» **Problem description**
Copy out all of the data below with no alterations.
>> Start
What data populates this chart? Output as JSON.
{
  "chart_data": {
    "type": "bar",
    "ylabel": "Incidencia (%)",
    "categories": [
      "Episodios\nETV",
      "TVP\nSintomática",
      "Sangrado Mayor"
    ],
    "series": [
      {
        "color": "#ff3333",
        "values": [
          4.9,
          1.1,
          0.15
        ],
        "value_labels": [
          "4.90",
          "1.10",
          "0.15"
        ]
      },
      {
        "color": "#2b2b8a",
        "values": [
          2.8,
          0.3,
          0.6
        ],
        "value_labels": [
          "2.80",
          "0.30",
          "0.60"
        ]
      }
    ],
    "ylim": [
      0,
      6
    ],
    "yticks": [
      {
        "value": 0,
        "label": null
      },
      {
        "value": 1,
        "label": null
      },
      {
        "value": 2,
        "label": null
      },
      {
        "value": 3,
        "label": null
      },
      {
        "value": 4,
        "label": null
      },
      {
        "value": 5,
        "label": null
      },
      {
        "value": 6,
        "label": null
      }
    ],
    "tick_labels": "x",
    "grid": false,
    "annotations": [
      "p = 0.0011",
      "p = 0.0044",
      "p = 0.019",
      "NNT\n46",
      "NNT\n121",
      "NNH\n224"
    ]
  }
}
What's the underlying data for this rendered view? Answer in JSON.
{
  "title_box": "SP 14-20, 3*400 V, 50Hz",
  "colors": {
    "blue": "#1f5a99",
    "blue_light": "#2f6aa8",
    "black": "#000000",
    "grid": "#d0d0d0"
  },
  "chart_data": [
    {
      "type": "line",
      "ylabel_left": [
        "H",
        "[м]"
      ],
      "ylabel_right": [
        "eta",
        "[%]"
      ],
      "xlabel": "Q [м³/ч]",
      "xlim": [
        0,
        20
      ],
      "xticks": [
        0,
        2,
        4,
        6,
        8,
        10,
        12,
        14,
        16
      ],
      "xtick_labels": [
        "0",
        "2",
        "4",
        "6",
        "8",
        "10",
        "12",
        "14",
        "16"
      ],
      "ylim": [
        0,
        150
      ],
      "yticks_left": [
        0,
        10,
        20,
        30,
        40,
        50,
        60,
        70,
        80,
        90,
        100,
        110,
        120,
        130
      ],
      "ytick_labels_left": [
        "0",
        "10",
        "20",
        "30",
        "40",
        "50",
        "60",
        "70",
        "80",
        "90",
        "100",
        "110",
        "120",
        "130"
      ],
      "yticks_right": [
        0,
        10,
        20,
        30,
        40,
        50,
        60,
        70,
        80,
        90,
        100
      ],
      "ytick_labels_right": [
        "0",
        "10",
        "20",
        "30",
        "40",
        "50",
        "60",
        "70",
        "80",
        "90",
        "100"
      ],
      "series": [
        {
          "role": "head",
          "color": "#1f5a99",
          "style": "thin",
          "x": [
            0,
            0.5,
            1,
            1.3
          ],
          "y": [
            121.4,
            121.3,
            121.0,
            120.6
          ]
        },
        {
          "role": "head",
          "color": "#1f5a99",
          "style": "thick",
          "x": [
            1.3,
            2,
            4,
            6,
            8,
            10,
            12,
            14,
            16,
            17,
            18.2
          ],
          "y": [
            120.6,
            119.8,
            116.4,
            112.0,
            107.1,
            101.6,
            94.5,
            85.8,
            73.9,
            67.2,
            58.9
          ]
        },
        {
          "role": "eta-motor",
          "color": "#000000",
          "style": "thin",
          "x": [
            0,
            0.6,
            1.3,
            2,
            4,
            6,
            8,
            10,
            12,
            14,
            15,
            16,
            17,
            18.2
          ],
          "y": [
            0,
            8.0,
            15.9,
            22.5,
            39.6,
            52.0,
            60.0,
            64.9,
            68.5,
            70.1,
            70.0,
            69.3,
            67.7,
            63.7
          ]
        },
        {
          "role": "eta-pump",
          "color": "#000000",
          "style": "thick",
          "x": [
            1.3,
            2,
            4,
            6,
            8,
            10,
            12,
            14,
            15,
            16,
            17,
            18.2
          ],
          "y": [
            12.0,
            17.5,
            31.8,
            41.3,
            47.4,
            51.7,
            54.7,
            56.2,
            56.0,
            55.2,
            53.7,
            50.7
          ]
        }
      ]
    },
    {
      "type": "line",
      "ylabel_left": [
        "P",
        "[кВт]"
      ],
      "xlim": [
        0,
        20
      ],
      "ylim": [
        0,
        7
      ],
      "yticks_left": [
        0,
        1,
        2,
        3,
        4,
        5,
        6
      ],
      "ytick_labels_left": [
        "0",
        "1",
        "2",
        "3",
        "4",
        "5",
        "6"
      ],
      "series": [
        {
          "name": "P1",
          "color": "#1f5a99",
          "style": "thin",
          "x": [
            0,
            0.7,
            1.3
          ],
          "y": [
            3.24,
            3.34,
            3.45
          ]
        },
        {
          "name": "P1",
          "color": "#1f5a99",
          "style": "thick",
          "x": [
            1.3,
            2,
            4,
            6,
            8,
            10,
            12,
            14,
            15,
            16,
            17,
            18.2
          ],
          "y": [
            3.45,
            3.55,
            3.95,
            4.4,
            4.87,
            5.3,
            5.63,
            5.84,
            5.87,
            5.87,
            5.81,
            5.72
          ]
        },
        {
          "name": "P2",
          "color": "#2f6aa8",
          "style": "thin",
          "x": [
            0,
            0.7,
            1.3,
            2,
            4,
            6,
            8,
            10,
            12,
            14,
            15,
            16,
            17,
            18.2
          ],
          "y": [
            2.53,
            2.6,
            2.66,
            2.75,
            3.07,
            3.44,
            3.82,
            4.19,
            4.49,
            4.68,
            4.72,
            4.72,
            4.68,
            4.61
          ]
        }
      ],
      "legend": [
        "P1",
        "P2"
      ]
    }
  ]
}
>> End
» **Answer to the problem**
What data populates this chart? Output as JSON.
{
  "chart_data": {
    "type": "bar",
    "ylabel": "Incidencia (%)",
    "categories": [
      "Episodios\nETV",
      "TVP\nSintomática",
      "Sangrado Mayor"
    ],
    "series": [
      {
        "color": "#ff3333",
        "values": [
          4.9,
          1.1,
          0.15
        ],
        "value_labels": [
          "4.90",
          "1.10",
          "0.15"
        ]
      },
      {
        "color": "#2b2b8a",
        "values": [
          2.8,
          0.3,
          0.6
        ],
        "value_labels": [
          "2.80",
          "0.30",
          "0.60"
        ]
      }
    ],
    "ylim": [
      0,
      6
    ],
    "yticks": [
      {
        "value": 0,
        "label": null
      },
      {
        "value": 1,
        "label": null
      },
      {
        "value": 2,
        "label": null
      },
      {
        "value": 3,
        "label": null
      },
      {
        "value": 4,
        "label": null
      },
      {
        "value": 5,
        "label": null
      },
      {
        "value": 6,
        "label": null
      }
    ],
    "tick_labels": "x",
    "grid": false,
    "annotations": [
      "p = 0.0011",
      "p = 0.0044",
      "p = 0.019",
      "NNT\n46",
      "NNT\n121",
      "NNH\n224"
    ]
  }
}
What's the underlying data for this rendered view? Answer in JSON.
{
  "title_box": "SP 14-20, 3*400 V, 50Hz",
  "colors": {
    "blue": "#1f5a99",
    "blue_light": "#2f6aa8",
    "black": "#000000",
    "grid": "#d0d0d0"
  },
  "chart_data": [
    {
      "type": "line",
      "ylabel_left": [
        "H",
        "[м]"
      ],
      "ylabel_right": [
        "eta",
        "[%]"
      ],
      "xlabel": "Q [м³/ч]",
      "xlim": [
        0,
        20
      ],
      "xticks": [
        0,
        2,
        4,
        6,
        8,
        10,
        12,
        14,
        16
      ],
      "xtick_labels": [
        "0",
        "2",
        "4",
        "6",
        "8",
        "10",
        "12",
        "14",
        "16"
      ],
      "ylim": [
        0,
        150
      ],
      "yticks_left": [
        0,
        10,
        20,
        30,
        40,
        50,
        60,
        70,
        80,
        90,
        100,
        110,
        120,
        130
      ],
      "ytick_labels_left": [
        "0",
        "10",
        "20",
        "30",
        "40",
        "50",
        "60",
        "70",
        "80",
        "90",
        "100",
        "110",
        "120",
        "130"
      ],
      "yticks_right": [
        0,
        10,
        20,
        30,
        40,
        50,
        60,
        70,
        80,
        90,
        100
      ],
      "ytick_labels_right": [
        "0",
        "10",
        "20",
        "30",
        "40",
        "50",
        "60",
        "70",
        "80",
        "90",
        "100"
      ],
      "series": [
        {
          "role": "head",
          "color": "#1f5a99",
          "style": "thin",
          "x": [
            0,
            0.5,
            1,
            1.3
          ],
          "y": [
            121.4,
            121.3,
            121.0,
            120.6
          ]
        },
        {
          "role": "head",
          "color": "#1f5a99",
          "style": "thick",
          "x": [
            1.3,
            2,
            4,
            6,
            8,
            10,
            12,
            14,
            16,
            17,
            18.2
          ],
          "y": [
            120.6,
            119.8,
            116.4,
            112.0,
            107.1,
            101.6,
            94.5,
            85.8,
            73.9,
            67.2,
            58.9
          ]
        },
        {
          "role": "eta-motor",
          "color": "#000000",
          "style": "thin",
          "x": [
            0,
            0.6,
            1.3,
            2,
            4,
            6,
            8,
            10,
            12,
            14,
            15,
            16,
            17,
            18.2
          ],
          "y": [
            0,
            8.0,
            15.9,
            22.5,
            39.6,
            52.0,
            60.0,
            64.9,
            68.5,
            70.1,
            70.0,
            69.3,
            67.7,
            63.7
          ]
        },
        {
          "role": "eta-pump",
          "color": "#000000",
          "style": "thick",
          "x": [
            1.3,
            2,
            4,
            6,
            8,
            10,
            12,
            14,
            15,
            16,
            17,
            18.2
          ],
          "y": [
            12.0,
            17.5,
            31.8,
            41.3,
            47.4,
            51.7,
            54.7,
            56.2,
            56.0,
            55.2,
            53.7,
            50.7
          ]
        }
      ]
    },
    {
      "type": "line",
      "ylabel_left": [
        "P",
        "[кВт]"
      ],
      "xlim": [
        0,
        20
      ],
      "ylim": [
        0,
        7
      ],
      "yticks_left": [
        0,
        1,
        2,
        3,
        4,
        5,
        6
      ],
      "ytick_labels_left": [
        "0",
        "1",
        "2",
        "3",
        "4",
        "5",
        "6"
      ],
      "series": [
        {
          "name": "P1",
          "color": "#1f5a99",
          "style": "thin",
          "x": [
            0,
            0.7,
            1.3
          ],
          "y": [
            3.24,
            3.34,
            3.45
          ]
        },
        {
          "name": "P1",
          "color": "#1f5a99",
          "style": "thick",
          "x": [
            1.3,
            2,
            4,
            6,
            8,
            10,
            12,
            14,
            15,
            16,
            17,
            18.2
          ],
          "y": [
            3.45,
            3.55,
            3.95,
            4.4,
            4.87,
            5.3,
            5.63,
            5.84,
            5.87,
            5.87,
            5.81,
            5.72
          ]
        },
        {
          "name": "P2",
          "color": "#2f6aa8",
          "style": "thin",
          "x": [
            0,
            0.7,
            1.3,
            2,
            4,
            6,
            8,
            10,
            12,
            14,
            15,
            16,
            17,
            18.2
          ],
          "y": [
            2.53,
            2.6,
            2.66,
            2.75,
            3.07,
            3.44,
            3.82,
            4.19,
            4.49,
            4.68,
            4.72,
            4.72,
            4.68,
            4.61
          ]
        }
      ],
      "legend": [
        "P1",
        "P2"
      ]
    }
  ]
}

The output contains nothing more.